* Start Given data *

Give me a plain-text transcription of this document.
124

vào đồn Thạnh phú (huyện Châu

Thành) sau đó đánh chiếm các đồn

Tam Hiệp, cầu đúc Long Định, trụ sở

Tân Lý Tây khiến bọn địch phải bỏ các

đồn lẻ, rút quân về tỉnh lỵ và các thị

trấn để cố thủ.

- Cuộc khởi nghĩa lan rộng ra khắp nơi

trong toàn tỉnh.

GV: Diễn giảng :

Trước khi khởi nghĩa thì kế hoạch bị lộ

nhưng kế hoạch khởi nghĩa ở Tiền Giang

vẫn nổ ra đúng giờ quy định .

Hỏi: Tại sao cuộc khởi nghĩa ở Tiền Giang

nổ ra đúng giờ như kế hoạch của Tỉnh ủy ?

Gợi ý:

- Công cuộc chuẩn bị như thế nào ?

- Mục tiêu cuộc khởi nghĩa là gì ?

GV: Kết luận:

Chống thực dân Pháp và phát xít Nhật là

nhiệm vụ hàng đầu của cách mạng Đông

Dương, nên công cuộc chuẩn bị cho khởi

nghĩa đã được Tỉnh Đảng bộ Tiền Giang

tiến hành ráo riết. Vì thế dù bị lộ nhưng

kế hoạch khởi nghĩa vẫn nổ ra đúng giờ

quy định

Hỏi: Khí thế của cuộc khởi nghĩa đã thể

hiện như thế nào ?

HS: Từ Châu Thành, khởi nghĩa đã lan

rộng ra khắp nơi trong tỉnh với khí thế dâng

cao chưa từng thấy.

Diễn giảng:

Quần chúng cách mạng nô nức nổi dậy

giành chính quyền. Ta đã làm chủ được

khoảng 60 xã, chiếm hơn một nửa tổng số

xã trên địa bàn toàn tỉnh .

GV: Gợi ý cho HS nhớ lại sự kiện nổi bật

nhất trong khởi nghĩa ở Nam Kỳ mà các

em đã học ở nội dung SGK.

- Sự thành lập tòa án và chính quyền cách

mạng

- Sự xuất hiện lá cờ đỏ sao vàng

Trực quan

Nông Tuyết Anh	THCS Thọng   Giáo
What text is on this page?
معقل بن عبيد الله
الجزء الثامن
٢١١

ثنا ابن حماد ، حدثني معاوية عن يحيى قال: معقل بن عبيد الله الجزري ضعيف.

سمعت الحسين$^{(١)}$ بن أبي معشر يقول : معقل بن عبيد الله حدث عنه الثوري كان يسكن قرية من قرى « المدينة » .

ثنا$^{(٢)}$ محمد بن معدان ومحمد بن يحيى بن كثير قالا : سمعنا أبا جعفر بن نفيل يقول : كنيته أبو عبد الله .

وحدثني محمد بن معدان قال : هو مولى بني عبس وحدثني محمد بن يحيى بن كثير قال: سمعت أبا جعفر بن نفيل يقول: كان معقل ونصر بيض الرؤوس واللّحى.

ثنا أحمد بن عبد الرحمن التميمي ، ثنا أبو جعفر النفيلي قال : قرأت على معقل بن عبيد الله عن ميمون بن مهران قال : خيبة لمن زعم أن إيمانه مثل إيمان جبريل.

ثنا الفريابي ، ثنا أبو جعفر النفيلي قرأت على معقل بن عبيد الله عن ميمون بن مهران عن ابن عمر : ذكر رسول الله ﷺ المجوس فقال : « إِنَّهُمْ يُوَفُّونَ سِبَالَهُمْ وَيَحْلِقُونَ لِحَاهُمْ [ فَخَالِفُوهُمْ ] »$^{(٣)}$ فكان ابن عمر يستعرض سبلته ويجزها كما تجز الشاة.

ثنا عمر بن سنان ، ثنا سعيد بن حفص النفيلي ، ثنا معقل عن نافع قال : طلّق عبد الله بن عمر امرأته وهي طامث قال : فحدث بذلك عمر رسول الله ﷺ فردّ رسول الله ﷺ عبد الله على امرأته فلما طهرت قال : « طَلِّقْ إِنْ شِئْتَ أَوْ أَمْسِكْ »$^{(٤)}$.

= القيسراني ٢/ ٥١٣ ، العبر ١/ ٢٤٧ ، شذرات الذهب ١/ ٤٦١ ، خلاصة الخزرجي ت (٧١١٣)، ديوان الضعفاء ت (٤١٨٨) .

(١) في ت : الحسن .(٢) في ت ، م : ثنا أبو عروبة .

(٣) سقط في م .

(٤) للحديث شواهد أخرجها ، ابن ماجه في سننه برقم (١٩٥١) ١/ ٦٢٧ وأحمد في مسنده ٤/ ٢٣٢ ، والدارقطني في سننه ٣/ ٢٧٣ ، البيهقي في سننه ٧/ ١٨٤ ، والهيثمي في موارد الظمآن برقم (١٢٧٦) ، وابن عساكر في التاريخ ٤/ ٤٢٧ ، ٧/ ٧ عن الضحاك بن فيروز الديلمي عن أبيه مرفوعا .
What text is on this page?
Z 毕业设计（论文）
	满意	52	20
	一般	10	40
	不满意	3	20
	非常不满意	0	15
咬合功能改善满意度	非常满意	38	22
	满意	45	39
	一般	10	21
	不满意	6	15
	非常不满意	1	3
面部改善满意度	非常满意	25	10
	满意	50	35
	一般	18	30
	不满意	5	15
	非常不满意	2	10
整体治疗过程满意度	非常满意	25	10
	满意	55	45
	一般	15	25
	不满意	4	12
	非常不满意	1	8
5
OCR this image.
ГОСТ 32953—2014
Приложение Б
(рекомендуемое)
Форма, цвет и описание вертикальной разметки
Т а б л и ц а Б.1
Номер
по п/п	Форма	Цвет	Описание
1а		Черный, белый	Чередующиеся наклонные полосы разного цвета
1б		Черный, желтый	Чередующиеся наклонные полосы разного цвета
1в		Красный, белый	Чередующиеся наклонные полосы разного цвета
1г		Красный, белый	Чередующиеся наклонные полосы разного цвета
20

* End Given data *

#### [Goal]
Identify every line holding the word "hoạch" and copy it out.

#### [Result of this task]
Trước khi khởi nghĩa thì kế hoạch bị lộ
nhưng kế hoạch khởi nghĩa ở Tiền Giang
nổ ra đúng giờ như kế hoạch của Tỉnh ủy ?
kế hoạch khởi nghĩa vẫn nổ ra đúng giờ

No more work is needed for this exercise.